Gather every line holding the string "Analemma".
══ Data in this exercise ══
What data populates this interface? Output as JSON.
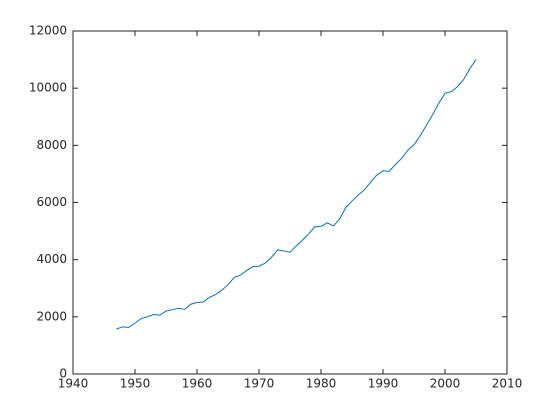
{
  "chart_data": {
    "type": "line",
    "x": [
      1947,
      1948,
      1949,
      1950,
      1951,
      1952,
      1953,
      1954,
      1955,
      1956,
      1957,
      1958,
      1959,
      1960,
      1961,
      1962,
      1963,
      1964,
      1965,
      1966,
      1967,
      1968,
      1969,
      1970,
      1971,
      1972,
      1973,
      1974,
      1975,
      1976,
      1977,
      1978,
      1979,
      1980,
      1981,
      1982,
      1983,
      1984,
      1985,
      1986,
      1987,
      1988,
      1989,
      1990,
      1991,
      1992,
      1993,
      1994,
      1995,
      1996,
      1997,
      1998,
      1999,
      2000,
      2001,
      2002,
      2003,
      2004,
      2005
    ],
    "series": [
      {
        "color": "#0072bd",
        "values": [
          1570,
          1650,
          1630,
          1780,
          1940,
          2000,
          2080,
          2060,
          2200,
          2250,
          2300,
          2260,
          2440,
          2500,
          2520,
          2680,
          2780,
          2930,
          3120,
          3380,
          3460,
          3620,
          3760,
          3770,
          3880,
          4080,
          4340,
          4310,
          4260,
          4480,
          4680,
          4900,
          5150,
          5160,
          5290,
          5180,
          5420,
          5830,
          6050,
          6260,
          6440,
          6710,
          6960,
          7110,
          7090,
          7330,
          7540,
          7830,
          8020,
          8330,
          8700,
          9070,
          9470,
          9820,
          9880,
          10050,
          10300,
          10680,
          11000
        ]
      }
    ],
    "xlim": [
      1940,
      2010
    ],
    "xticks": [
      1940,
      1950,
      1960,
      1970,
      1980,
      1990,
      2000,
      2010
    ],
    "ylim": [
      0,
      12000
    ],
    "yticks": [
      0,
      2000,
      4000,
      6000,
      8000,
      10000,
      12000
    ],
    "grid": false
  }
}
═══
══ Data in this exercise ══
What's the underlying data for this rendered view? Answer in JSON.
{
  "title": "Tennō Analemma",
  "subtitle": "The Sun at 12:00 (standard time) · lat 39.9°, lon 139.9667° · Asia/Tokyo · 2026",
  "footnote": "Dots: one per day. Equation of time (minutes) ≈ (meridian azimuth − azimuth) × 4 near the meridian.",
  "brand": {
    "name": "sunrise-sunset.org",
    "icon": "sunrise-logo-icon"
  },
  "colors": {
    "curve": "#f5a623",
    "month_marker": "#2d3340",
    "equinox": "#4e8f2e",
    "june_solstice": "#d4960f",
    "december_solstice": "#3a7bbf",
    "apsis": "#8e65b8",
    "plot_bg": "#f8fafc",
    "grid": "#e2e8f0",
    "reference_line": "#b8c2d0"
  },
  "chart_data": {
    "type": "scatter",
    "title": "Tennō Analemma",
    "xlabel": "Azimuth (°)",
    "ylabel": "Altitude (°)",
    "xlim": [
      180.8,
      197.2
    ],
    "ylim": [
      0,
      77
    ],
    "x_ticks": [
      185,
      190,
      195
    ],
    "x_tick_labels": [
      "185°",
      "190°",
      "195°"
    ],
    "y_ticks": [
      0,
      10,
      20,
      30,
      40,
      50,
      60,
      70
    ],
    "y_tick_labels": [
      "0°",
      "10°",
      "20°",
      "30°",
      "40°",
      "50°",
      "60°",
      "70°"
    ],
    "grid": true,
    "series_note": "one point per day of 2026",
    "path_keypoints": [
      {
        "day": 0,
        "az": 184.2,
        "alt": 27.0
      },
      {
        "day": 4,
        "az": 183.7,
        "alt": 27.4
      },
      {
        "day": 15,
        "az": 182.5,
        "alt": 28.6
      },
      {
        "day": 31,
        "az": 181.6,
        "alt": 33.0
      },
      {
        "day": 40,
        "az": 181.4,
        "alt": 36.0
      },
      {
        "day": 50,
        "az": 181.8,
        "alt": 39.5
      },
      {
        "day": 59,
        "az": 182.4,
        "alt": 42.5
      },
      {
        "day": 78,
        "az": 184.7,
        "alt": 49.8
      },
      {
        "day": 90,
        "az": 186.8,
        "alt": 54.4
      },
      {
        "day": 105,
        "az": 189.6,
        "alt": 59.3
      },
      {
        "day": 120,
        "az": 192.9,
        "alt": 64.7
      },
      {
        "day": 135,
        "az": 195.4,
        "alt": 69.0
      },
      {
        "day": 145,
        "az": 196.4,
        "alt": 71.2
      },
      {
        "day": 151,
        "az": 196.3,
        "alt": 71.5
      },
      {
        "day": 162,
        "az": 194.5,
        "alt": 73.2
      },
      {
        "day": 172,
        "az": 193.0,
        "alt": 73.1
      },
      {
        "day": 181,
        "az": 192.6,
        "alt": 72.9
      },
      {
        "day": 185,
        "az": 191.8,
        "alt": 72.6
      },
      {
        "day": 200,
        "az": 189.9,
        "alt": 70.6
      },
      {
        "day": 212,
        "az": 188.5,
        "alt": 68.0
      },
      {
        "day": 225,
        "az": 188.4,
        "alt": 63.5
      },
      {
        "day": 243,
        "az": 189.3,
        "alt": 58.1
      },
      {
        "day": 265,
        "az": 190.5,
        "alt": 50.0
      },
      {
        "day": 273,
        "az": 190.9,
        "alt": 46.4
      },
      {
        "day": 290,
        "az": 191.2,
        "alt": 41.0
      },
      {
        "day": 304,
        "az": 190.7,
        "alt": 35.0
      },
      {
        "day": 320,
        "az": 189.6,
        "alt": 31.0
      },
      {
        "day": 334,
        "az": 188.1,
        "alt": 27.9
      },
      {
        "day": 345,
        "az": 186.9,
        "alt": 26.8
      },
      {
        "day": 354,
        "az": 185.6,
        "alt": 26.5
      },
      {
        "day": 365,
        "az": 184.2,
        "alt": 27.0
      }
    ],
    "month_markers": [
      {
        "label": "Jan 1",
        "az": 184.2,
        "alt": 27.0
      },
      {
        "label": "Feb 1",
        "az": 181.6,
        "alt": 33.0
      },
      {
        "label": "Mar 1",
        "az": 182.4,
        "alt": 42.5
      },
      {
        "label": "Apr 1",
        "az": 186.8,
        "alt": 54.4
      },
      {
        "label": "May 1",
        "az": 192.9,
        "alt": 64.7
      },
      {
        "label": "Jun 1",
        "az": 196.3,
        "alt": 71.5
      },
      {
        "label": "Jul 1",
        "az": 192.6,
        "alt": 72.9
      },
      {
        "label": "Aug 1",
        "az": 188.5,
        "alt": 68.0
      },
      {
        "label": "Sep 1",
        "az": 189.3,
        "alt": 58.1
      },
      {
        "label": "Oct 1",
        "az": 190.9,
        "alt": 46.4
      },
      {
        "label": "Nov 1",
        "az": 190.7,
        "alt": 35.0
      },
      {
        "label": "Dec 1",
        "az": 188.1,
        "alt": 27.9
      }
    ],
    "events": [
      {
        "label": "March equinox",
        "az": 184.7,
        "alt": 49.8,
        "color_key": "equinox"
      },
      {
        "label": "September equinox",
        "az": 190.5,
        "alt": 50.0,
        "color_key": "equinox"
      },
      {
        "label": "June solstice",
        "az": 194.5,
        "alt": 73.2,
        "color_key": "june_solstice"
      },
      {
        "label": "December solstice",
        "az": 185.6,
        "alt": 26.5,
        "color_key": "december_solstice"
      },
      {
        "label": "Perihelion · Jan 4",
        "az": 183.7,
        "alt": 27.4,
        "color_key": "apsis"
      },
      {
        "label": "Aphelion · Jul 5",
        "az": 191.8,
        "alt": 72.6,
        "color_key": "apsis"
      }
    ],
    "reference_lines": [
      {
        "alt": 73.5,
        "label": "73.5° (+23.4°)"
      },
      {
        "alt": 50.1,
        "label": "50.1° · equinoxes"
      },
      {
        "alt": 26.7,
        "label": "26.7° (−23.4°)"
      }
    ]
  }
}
═══
══ Data in this exercise ══
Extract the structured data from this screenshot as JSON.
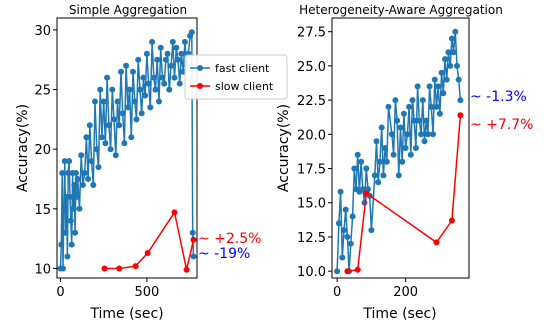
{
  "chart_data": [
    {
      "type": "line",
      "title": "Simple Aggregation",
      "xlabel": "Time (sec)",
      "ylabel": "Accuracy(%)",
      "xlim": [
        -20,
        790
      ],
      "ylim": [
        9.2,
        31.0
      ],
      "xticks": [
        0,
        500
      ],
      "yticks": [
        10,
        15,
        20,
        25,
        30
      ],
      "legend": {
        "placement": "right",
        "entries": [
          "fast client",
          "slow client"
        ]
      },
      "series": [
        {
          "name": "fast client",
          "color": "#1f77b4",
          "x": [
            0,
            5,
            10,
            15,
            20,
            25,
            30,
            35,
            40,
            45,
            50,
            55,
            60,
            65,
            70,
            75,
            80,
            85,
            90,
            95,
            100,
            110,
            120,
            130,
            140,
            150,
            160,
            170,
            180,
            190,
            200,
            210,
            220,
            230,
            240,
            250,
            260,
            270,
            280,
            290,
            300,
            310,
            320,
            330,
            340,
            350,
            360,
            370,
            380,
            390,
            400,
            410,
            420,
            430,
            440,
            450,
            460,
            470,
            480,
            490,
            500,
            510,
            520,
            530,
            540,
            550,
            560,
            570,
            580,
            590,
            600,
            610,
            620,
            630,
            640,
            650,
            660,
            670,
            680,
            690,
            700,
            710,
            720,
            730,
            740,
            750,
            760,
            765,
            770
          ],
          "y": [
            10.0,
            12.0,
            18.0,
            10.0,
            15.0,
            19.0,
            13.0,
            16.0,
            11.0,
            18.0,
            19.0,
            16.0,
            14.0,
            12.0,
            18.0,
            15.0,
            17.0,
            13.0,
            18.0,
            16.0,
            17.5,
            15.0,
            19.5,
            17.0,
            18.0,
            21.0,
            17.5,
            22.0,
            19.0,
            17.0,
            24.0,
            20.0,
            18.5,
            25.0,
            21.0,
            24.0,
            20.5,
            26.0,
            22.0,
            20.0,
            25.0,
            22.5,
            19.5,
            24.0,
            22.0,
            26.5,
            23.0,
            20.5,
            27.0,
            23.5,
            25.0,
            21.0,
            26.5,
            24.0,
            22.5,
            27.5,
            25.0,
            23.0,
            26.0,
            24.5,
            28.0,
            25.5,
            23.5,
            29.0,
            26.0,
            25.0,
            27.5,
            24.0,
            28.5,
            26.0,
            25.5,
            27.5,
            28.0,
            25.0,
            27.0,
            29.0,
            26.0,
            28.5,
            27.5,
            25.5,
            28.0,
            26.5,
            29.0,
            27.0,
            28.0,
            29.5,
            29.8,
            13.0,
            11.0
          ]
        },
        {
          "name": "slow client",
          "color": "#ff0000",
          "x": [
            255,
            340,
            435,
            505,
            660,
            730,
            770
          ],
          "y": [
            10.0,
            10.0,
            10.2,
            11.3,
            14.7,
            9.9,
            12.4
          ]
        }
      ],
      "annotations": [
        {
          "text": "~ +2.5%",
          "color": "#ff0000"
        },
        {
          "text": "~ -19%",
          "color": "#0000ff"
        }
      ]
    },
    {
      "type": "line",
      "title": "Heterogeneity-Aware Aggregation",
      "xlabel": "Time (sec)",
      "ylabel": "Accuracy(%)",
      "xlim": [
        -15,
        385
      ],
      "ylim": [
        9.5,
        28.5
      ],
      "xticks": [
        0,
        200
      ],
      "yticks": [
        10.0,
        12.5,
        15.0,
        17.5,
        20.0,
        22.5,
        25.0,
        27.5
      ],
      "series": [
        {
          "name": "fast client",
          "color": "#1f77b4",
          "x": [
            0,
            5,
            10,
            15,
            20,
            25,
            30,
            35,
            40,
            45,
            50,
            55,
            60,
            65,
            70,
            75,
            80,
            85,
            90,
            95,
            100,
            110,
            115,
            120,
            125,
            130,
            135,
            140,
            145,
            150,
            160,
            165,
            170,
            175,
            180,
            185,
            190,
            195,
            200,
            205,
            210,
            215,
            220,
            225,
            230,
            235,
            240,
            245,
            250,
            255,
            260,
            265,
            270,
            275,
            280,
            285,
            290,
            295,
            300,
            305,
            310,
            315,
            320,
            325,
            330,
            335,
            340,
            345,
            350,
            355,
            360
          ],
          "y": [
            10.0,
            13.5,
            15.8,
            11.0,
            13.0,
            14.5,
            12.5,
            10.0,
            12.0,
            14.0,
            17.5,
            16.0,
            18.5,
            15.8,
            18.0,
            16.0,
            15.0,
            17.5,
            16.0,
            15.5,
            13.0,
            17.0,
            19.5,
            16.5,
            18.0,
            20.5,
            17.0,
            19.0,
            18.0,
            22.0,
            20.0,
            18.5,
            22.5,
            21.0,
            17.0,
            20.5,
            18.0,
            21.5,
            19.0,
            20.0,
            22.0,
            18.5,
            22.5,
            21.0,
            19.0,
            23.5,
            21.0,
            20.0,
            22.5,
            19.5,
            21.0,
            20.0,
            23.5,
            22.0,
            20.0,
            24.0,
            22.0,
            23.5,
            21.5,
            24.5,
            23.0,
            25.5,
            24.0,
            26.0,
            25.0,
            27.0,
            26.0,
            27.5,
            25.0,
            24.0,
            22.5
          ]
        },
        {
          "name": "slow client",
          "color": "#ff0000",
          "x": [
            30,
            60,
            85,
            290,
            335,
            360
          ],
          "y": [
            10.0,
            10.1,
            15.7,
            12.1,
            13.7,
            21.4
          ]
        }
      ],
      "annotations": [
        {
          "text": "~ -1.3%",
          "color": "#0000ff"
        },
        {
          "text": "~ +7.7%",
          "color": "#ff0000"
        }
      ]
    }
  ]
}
═══
_In response_.
  "title": "Tennō Analemma",
    "title": "Tennō Analemma",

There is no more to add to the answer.